# PROVIDED PASSAGE
That's the best compliment you can get on stitching! Thanks a lot. My stitching was really transformed when a company from South Korea started making these new stitching irons that work extremely well


----------



## NeilYeag (Jul 21, 2017)

cabomhn said:


> That's the best compliment you can get on stitching! Thanks a lot. My stitching was really transformed when a company from South Korea started making these new stitching irons that work extremely well



Can you give me the details on the stitching irons I would like to check them out. The ones I have are not so great.

Thanks,

Neil


----------



## cabomhn (Jul 21, 2017)

NeilYeag said:


> Can you give me the details on the stitching irons I would like to check them out. The ones I have are not so great.
> 
> Thanks,
> 
> Neil



Absolutely. Mind you, they are expensive, but, that being said I treated these as an investment into my product quality and small "business". What type do you currently have? 

The KS blade punch are considered "combination irons", meaning that they leave a hole similar to if you were piercing with an awl but are actually meant to be driven all the way through the leather. They don't have a big taper so your top hole isn't much larger than your bottom hole where you've punched through. I've been able to punch through as much as 16oz of leather using these. One way these have really benefited me is my backside stitching, where my old cheapo chisels would produce inconsistent holes on the backside making it hard for me to get consistent angled stitching. For reference on the KS blade size, my irons are their 3.0mm spacing, which equates to approximately 9 spi or so. As far as teeth combination, a 2 tooth + 10 teeth set lets you be ready for pretty much all stitching combinations. I was hesitant about the 10 tooth when I bought it and it being hard to pull out of the leather, but these teeth come so well polished the thing just glides out without a lot of trouble. For comparison, in my cheapo old irons, I would be lucky if I ever even got to use my 6 tooth because it was too hard to pull out of the leather.

I'm not sure if you are familiar with Vergez Blanchard, Amy Roke, etc, but these irons are meant to "prick" the hole but the hole is meant to be finished by an awl. I apologize if you know all this already just trying to put down some info. One nice benefit of the KS iron is that if you really screw up and drive your KS blade irons into something hard (like a granite block etc) and screw up one of the teeth, they can be replaced individually and don't require you to buy a whole new tool. Some people don't like their modular construction because they aren't as "pretty" as the Blanchard irons, but to me, I care about how well they function and these things work great. They have a low center of gravity which makes them not prone to tilting on you when driving them with a maul. 

All around, expensive tool, but you get what you pay for. The owner Jin is a great guy and extremely friendly to your questions. A lot of people reach out to him on Instagram and get to know him a bit and he hands out 15% off coupons a decent amount to people, which is a pretty significant savings.

# ITEMS
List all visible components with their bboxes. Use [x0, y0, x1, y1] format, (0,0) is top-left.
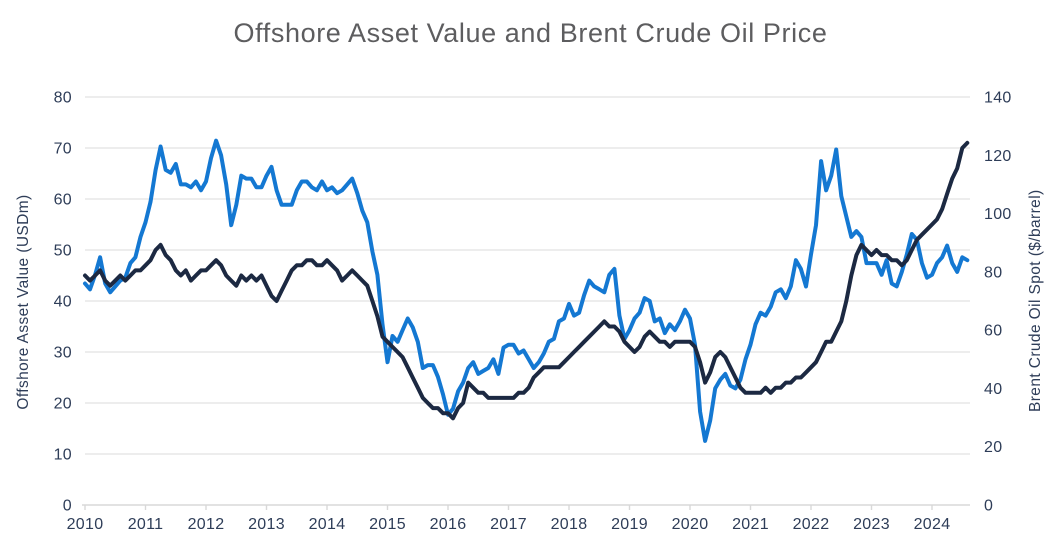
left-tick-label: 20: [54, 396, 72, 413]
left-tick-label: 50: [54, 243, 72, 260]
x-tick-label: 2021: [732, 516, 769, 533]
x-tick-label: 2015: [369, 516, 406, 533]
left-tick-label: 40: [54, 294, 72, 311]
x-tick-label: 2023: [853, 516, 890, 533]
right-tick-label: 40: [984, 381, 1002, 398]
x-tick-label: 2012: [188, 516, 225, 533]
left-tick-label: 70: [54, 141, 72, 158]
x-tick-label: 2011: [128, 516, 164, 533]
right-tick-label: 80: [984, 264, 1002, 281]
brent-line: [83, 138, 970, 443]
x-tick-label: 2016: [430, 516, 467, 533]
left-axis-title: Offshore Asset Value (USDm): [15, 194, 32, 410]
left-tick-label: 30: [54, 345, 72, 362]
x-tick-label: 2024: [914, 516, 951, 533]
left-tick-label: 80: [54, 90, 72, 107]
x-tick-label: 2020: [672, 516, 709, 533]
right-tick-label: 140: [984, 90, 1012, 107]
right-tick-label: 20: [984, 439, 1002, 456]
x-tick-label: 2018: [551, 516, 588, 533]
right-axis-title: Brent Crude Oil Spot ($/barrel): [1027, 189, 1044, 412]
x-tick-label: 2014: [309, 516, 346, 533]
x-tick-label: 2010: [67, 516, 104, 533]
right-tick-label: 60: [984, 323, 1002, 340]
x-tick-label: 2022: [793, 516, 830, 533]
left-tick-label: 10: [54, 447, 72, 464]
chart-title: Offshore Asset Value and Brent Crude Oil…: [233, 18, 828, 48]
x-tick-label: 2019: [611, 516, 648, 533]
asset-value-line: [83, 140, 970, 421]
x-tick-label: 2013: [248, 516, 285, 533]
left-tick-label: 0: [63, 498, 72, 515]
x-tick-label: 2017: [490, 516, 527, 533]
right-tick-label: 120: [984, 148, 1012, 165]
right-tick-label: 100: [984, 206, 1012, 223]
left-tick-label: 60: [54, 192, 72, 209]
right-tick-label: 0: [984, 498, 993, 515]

---

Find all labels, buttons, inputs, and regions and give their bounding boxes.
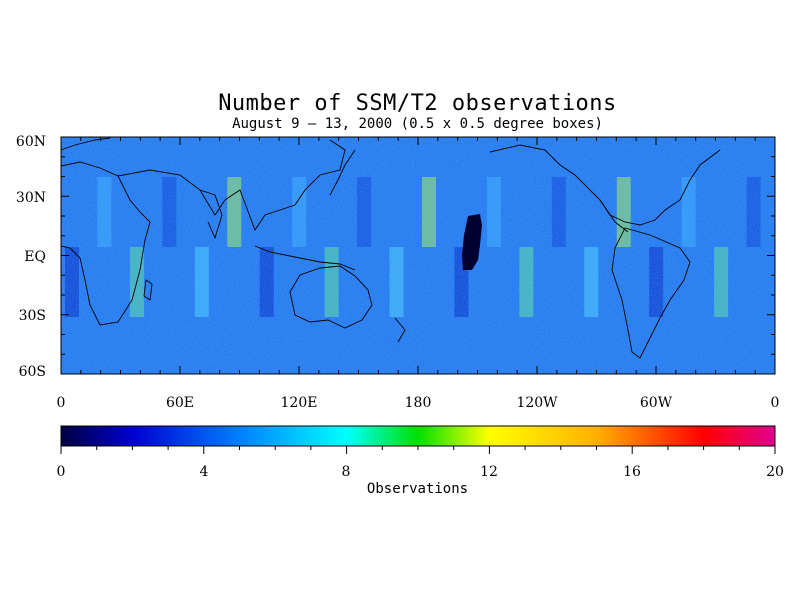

# PROBLEMS AND TASKS
1) Repeat word for word everything in the stitching-iron thread from "I'm not sure" down to "with a maul.".
2) For each statement, say yes or no to whether the stitching-iron thread supports it, and quote the exact words that decide it. (a) The KS irons leave a top hole much larger than the bottom hole. (b) A damaged tooth on a KS iron can be replaced without buying a whole new tool. (c) The owner hands out 20% off coupons.

# ANSWERS TO THE EXERCISE
1)
I'm not sure if you are familiar with Vergez Blanchard, Amy Roke, etc, but these irons are meant to "prick" the hole but the hole is meant to be finished by an awl. I apologize if you know all this already just trying to put down some info. One nice benefit of the KS iron is that if you really screw up and drive your KS blade irons into something hard (like a granite block etc) and screw up one of the teeth, they can be replaced individually and don't require you to buy a whole new tool. Some people don't like their modular construction because they aren't as "pretty" as the Blanchard irons, but to me, I care about how well they function and these things work great. They have a low center of gravity which makes them not prone to tilting on you when driving them with a maul.

2)
(a) No: "They don't have a big taper so your top hole isn't much larger than your bottom hole where you've punched through."
(b) Yes: "they can be replaced individually and don't require you to buy a whole new tool"
(c) No: "he hands out 15% off coupons"